PROBLEM DESCRIPTION ▸ Lines that hold the string "причем" are to be counted; give only their number.

DATA EXTRACT ▸
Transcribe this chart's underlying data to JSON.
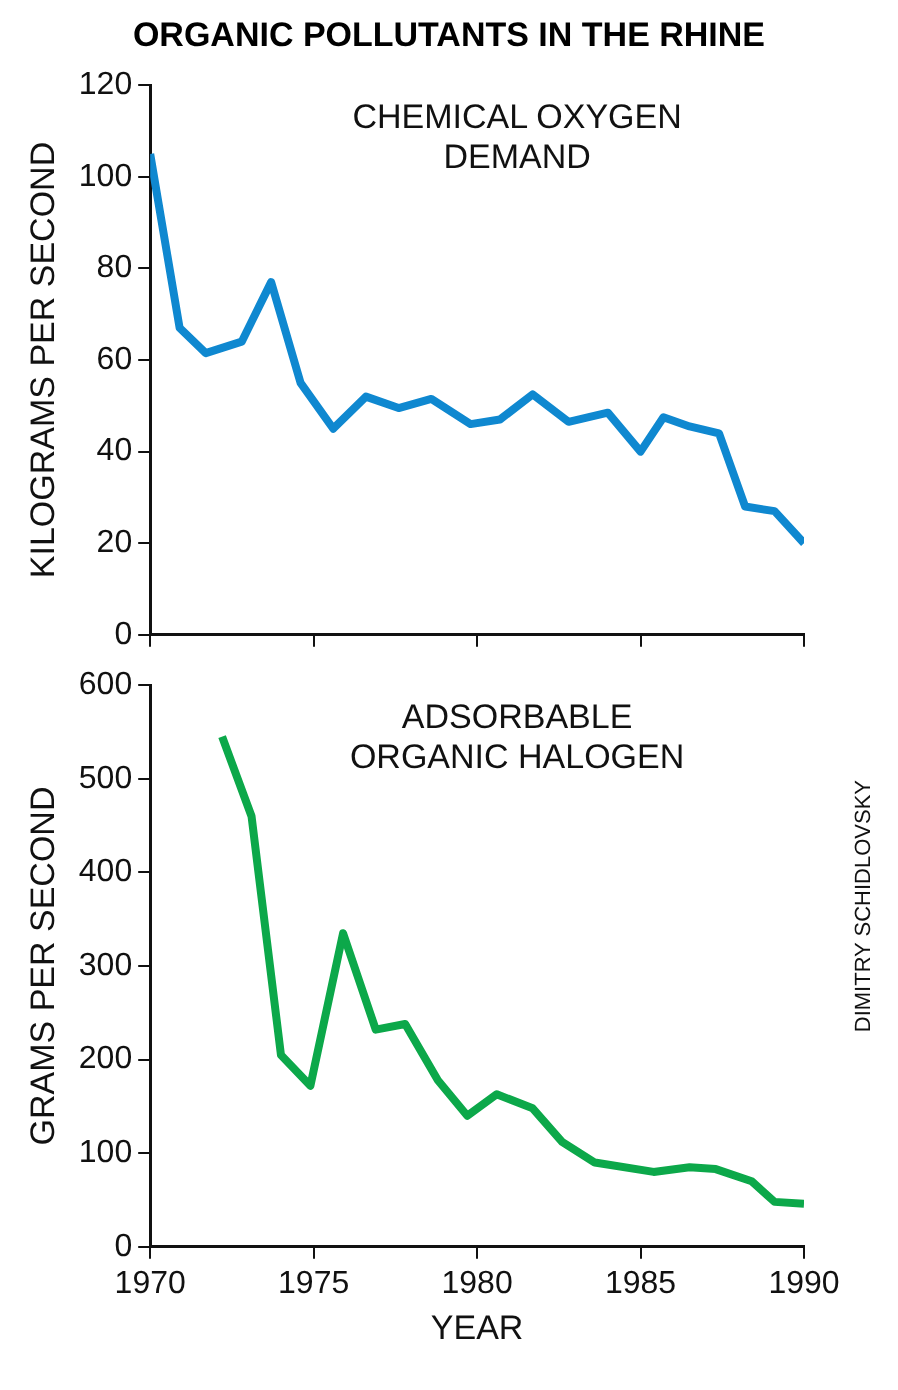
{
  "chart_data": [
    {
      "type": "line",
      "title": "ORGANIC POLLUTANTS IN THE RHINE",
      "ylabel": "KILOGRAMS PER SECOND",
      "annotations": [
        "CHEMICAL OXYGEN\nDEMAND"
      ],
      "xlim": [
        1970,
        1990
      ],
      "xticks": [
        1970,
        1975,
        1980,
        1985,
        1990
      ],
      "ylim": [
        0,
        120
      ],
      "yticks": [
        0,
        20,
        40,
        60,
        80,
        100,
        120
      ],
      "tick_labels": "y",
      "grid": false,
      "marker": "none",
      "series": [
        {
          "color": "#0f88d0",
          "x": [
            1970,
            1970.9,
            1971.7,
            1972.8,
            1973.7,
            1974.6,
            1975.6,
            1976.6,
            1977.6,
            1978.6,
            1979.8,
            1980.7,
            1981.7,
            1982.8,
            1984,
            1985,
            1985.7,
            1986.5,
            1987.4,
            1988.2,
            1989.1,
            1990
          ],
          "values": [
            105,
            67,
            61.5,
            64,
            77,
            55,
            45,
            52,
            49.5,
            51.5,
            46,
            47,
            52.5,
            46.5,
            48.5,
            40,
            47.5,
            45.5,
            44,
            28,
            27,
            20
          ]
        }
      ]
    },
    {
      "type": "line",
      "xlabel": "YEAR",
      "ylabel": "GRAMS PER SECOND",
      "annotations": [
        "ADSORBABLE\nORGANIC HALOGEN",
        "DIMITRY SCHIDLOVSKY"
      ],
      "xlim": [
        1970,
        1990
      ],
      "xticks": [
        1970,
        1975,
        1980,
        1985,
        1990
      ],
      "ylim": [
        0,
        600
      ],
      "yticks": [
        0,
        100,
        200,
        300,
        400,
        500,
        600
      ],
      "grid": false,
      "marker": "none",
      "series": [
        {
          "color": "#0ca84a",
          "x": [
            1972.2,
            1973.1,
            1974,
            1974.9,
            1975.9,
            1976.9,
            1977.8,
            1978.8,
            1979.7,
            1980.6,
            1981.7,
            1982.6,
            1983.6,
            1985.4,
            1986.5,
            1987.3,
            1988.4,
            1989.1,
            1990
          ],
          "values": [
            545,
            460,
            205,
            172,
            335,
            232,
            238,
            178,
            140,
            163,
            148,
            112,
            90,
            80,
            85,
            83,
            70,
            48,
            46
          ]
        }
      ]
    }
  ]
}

==

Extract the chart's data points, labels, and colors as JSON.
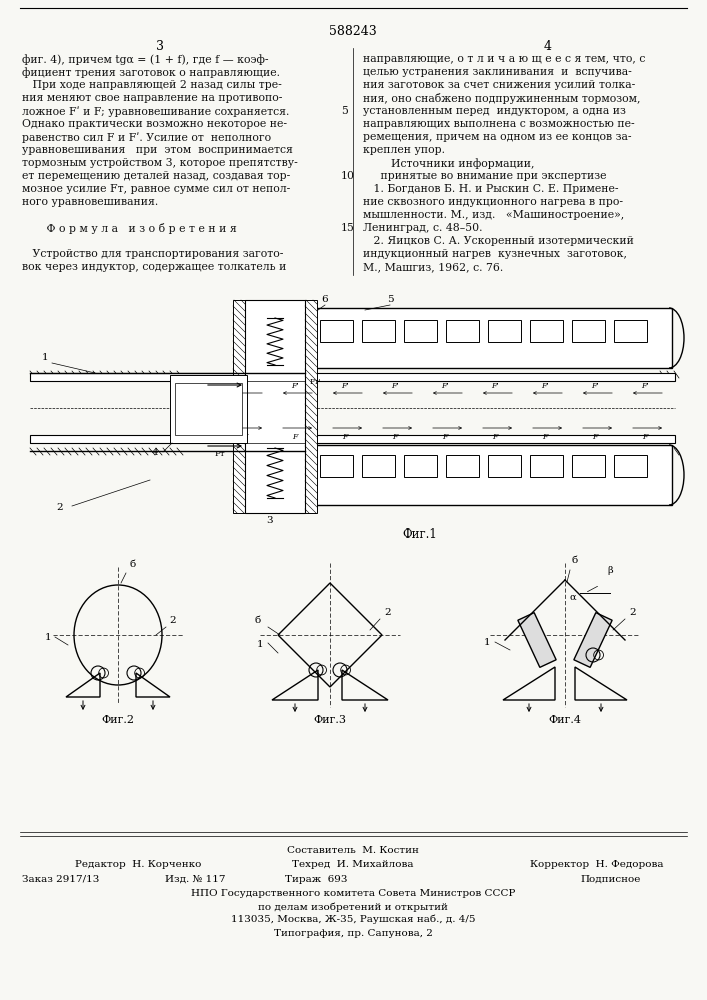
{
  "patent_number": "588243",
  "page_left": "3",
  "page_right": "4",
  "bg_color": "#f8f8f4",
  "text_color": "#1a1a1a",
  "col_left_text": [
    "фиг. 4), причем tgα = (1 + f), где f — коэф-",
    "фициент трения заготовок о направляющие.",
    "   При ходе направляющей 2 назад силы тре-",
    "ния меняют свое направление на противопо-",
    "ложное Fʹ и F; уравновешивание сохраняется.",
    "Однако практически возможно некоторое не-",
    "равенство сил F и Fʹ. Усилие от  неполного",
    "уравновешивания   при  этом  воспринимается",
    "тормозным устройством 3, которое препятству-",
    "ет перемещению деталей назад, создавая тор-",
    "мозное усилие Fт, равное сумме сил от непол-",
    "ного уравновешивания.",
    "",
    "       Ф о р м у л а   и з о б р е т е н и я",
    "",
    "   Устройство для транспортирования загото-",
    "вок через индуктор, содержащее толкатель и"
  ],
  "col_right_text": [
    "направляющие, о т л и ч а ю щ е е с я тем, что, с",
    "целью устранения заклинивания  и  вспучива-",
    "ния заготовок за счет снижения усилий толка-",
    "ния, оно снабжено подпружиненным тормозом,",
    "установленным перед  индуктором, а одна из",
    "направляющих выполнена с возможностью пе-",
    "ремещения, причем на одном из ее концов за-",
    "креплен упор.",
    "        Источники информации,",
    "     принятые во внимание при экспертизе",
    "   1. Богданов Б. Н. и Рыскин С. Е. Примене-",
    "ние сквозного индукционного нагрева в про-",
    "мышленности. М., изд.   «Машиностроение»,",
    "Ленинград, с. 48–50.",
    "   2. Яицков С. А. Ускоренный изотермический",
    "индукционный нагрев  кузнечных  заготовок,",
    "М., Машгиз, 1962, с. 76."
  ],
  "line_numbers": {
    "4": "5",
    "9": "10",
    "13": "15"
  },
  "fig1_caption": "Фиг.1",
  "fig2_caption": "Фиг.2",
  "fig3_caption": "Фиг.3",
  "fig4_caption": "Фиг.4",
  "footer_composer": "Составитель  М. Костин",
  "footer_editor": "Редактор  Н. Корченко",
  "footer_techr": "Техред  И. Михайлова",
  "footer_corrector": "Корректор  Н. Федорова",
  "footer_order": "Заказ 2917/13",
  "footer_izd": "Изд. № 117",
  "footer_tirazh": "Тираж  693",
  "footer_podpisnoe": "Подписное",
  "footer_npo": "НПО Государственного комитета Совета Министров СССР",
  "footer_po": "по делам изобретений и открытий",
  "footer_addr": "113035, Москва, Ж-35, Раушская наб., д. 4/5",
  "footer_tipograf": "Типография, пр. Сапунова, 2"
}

WRITTEN ANSWER ▸ 2